• Exercise aim:
Switch "y-tick" to "y-axis-tick" and give back only the lines of the items from the line with "grid-line: [140, 221, 414, 287]" up to and including the line with "grid-line: [162, 241, 435, 312]". Leave all else in those lines unchanged.

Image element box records
§
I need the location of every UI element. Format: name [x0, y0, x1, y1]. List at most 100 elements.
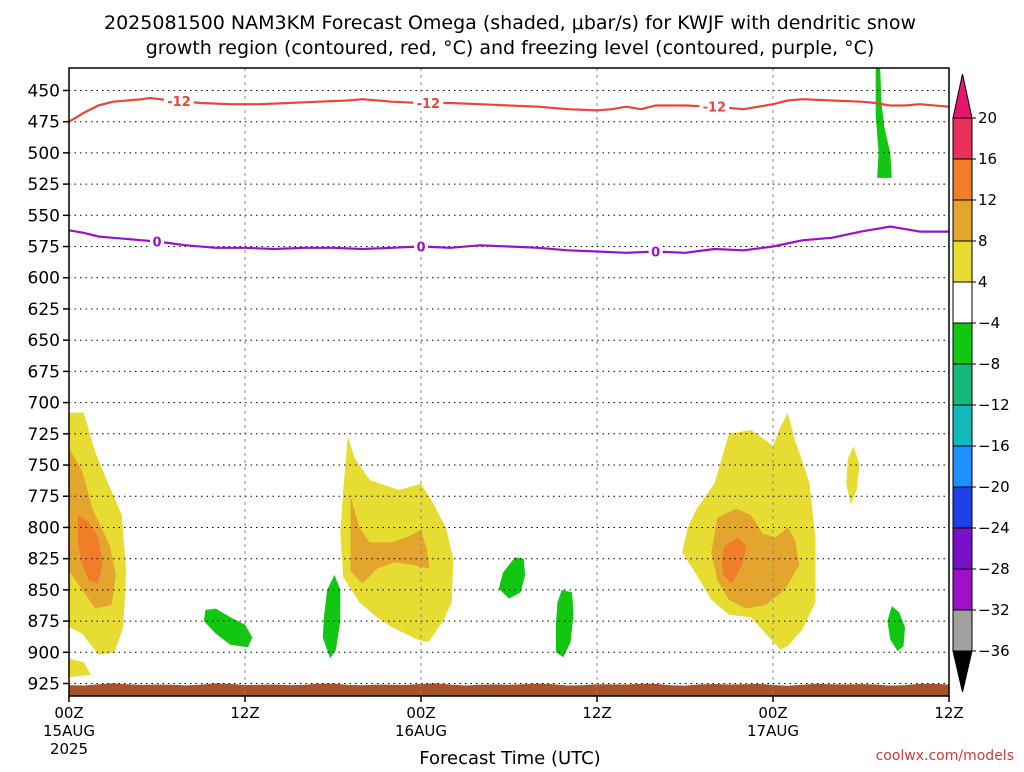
y-tick-label-875: 875 [28, 612, 60, 632]
terrain-layer [69, 683, 949, 696]
x-tick-label-60: 12Z [934, 704, 963, 722]
x-tick-label-0: 00Z [54, 704, 83, 722]
colorbar-bottom-cap [952, 650, 973, 693]
colorbar-label-12: −32 [978, 601, 1010, 619]
colorbar-label-2: 12 [978, 191, 997, 209]
colorbar-label-4: 4 [978, 273, 988, 291]
contour-line-1 [69, 225, 949, 254]
x-tick-label-24: 00Z [406, 704, 435, 722]
contour-line-0 [69, 96, 949, 123]
omega-region-2 [69, 447, 116, 609]
omega-region-11 [322, 574, 341, 659]
omega-region-5 [350, 496, 430, 584]
x-tick-year-0: 2025 [50, 740, 88, 758]
colorbar-label-1: 16 [978, 150, 997, 168]
chart-title-line-1: 2025081500 NAM3KM Forecast Omega (shaded… [104, 12, 916, 34]
colorbar-label-10: −24 [978, 519, 1010, 537]
omega-region-1 [69, 658, 91, 678]
omega-region-9 [846, 446, 860, 505]
colorbar-label-7: −12 [978, 396, 1010, 414]
y-tick-label-825: 825 [28, 550, 60, 570]
plot-frame [68, 67, 950, 697]
y-tick-label-550: 550 [28, 206, 60, 226]
contour-label-0-1: -12 [417, 97, 441, 112]
y-tick-label-700: 700 [28, 394, 60, 414]
colorbar-label-9: −20 [978, 478, 1010, 496]
credit-link[interactable]: coolwx.com/models [876, 748, 1014, 764]
omega-region-8 [721, 537, 747, 584]
x-tick-date-0: 15AUG [43, 722, 95, 740]
y-tick-label-925: 925 [28, 675, 60, 695]
y-tick-label-600: 600 [28, 269, 60, 289]
y-tick-label-525: 525 [28, 175, 60, 195]
y-axis: 450 475 500 525 550 575 600 625 650 675 700 725 750 7… [28, 82, 69, 695]
y-tick-label-625: 625 [28, 300, 60, 320]
x-tick-label-36: 12Z [582, 704, 611, 722]
colorbar-segment-8 [952, 445, 973, 488]
x-tick-date-24: 16AUG [395, 722, 447, 740]
contour-label-1-1: 0 [416, 241, 425, 256]
y-tick-label-800: 800 [28, 519, 60, 539]
chart-title-line-2: growth region (contoured, red, °C) and f… [146, 37, 875, 59]
x-tick-label-12: 12Z [230, 704, 259, 722]
contour-label-1-0: 0 [152, 236, 161, 251]
colorbar-segment-2 [952, 199, 973, 242]
contour-label-1-2: 0 [651, 246, 660, 261]
omega-region-12 [498, 557, 526, 599]
y-tick-label-650: 650 [28, 331, 60, 351]
y-tick-label-900: 900 [28, 643, 60, 663]
contour-label-bg-0-1 [413, 94, 444, 111]
colorbar-label-8: −16 [978, 437, 1010, 455]
colorbar-segment-12 [952, 609, 973, 652]
colorbar-segment-4 [952, 281, 973, 324]
omega-region-14 [887, 606, 905, 652]
x-tick-label-48: 00Z [758, 704, 787, 722]
colorbar-segment-9 [952, 486, 973, 529]
colorbar-segment-5 [952, 322, 973, 365]
omega-region-7 [711, 508, 800, 609]
colorbar-label-11: −28 [978, 560, 1010, 578]
colorbar-label-0: 20 [978, 109, 997, 127]
colorbar-segment-6 [952, 363, 973, 406]
y-tick-label-450: 450 [28, 82, 60, 102]
colorbar-label-13: −36 [978, 642, 1010, 660]
y-tick-label-500: 500 [28, 144, 60, 164]
contour-label-0-2: -12 [703, 101, 727, 116]
y-tick-label-675: 675 [28, 362, 60, 382]
contour-label-bg-1-2 [648, 243, 663, 260]
colorbar-segment-11 [952, 568, 973, 611]
y-tick-label-725: 725 [28, 425, 60, 445]
grid-layer [69, 68, 949, 696]
contour-label-bg-0-2 [699, 98, 730, 115]
omega-region-13 [555, 589, 574, 658]
y-tick-label-475: 475 [28, 113, 60, 133]
omega-region-3 [77, 515, 103, 584]
colorbar-segment-1 [952, 158, 973, 201]
colorbar-segment-10 [952, 527, 973, 570]
contour-label-bg-1-1 [414, 238, 428, 255]
colorbar-segment-3 [952, 240, 973, 283]
colorbar: 20 16 12 8 4 −4 −8 −12 −16 −20 −24 −28 −32 −36 [952, 73, 1010, 693]
omega-region-15 [875, 68, 892, 178]
omega-region-4 [340, 436, 454, 643]
contour-label-0-0: -12 [167, 95, 191, 110]
y-tick-label-775: 775 [28, 487, 60, 507]
y-tick-label-850: 850 [28, 581, 60, 601]
x-axis-label: Forecast Time (UTC) [419, 748, 600, 768]
contour-layer: -12 -12 -12 0 0 0 [69, 93, 949, 261]
colorbar-label-5: −4 [978, 314, 1000, 332]
contour-label-bg-0-0 [164, 93, 194, 110]
x-tick-date-48: 17AUG [747, 722, 799, 740]
terrain-surface [69, 683, 949, 696]
colorbar-label-3: 8 [978, 232, 988, 250]
y-tick-label-575: 575 [28, 238, 60, 258]
omega-shading-layer [69, 68, 905, 678]
y-tick-label-750: 750 [28, 456, 60, 476]
colorbar-segment-7 [952, 404, 973, 447]
contour-label-bg-1-0 [150, 233, 164, 250]
omega-region-10 [203, 608, 253, 648]
colorbar-top-cap [952, 73, 973, 119]
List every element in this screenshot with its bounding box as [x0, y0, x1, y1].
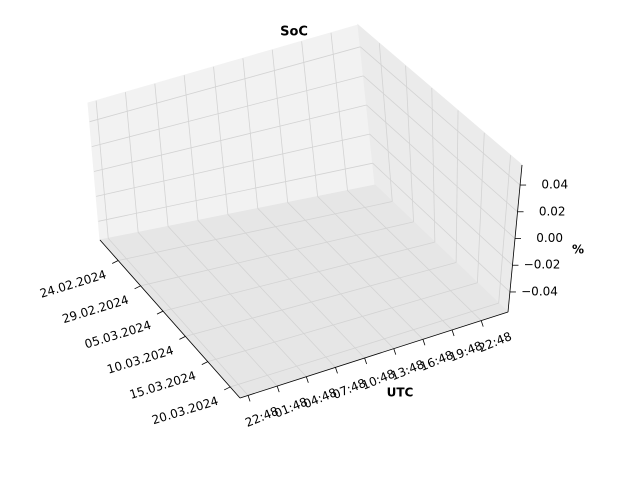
grid-line: [140, 221, 414, 287]
grid-line: [89, 46, 361, 123]
y-tick: [305, 376, 309, 383]
z-tick-label: −0.04: [521, 284, 558, 298]
y-tick: [276, 385, 280, 393]
x-tick: [224, 386, 231, 391]
grid-line: [96, 133, 370, 197]
grid-line: [162, 241, 435, 312]
grid-line: [366, 104, 516, 239]
grid-line: [360, 46, 521, 186]
x-tick-label: 20.03.2024: [150, 394, 220, 427]
y-axis-label: UTC: [387, 386, 414, 400]
x-tick: [112, 260, 119, 264]
grid-line: [118, 201, 393, 261]
grid-line: [107, 238, 249, 396]
grid-line: [363, 75, 518, 213]
z-tick-label: 0.02: [539, 204, 566, 218]
grid-line: [317, 196, 453, 331]
grid-line: [372, 162, 511, 293]
grid-line: [167, 226, 307, 377]
y-axis-line: [239, 311, 509, 399]
chart-title: SoC: [280, 25, 308, 40]
grid-line: [137, 232, 278, 387]
y-tick: [422, 339, 426, 346]
z-tick-label: −0.02: [524, 258, 561, 272]
grid-line: [98, 162, 373, 222]
y-tick: [480, 320, 484, 327]
y-tick: [335, 367, 338, 374]
grid-line: [257, 208, 395, 349]
grid-line: [230, 302, 499, 388]
y-tick: [393, 348, 397, 355]
grid: [89, 32, 521, 396]
y-tick: [451, 329, 455, 337]
x-axis-line: [99, 239, 241, 399]
grid-line: [207, 282, 478, 363]
x-tick-label: 24.02.2024: [38, 267, 108, 300]
grid-line: [369, 133, 513, 266]
x-tick: [134, 285, 141, 290]
grid-line: [227, 214, 365, 359]
y-tick: [364, 357, 367, 365]
grid-line: [91, 75, 364, 147]
x-tick-label: 29.02.2024: [61, 293, 131, 326]
z-axis-label: %: [572, 243, 584, 257]
y-tick: [247, 395, 251, 402]
x-tick: [201, 361, 208, 366]
y-tick-label: 22:48: [476, 329, 513, 355]
x-tick: [179, 336, 186, 340]
grid-line: [287, 202, 424, 340]
grid-line: [347, 190, 482, 321]
grid-line: [185, 262, 457, 337]
x-tick-label: 10.03.2024: [105, 343, 175, 376]
x-tick-label: 15.03.2024: [128, 368, 198, 401]
grid-line: [93, 104, 367, 172]
z-tick-label: 0.00: [536, 231, 563, 245]
x-tick: [156, 310, 164, 315]
z-tick-label: 0.04: [541, 178, 568, 192]
grid-line: [197, 220, 336, 368]
x-tick-label: 05.03.2024: [83, 318, 153, 351]
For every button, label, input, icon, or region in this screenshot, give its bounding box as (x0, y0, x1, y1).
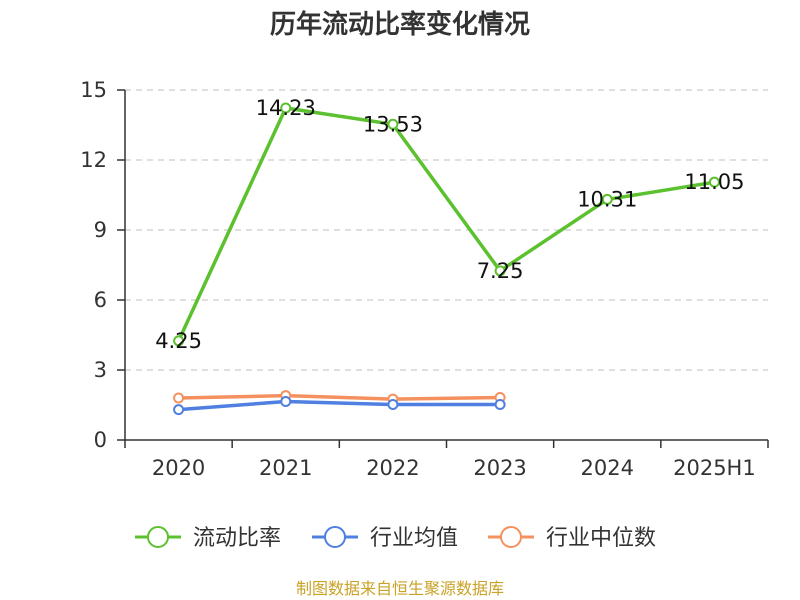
§
• Task result:
grid-line: [140, 221, 414, 287]
grid-line: [89, 46, 361, 123]
y-axis-tick: [305, 376, 309, 383]
z-tick-label: −0.04: [521, 284, 558, 298]
y-axis-tick: [276, 385, 280, 393]
x-tick: [224, 386, 231, 391]
grid-line: [96, 133, 370, 197]
grid-line: [162, 241, 435, 312]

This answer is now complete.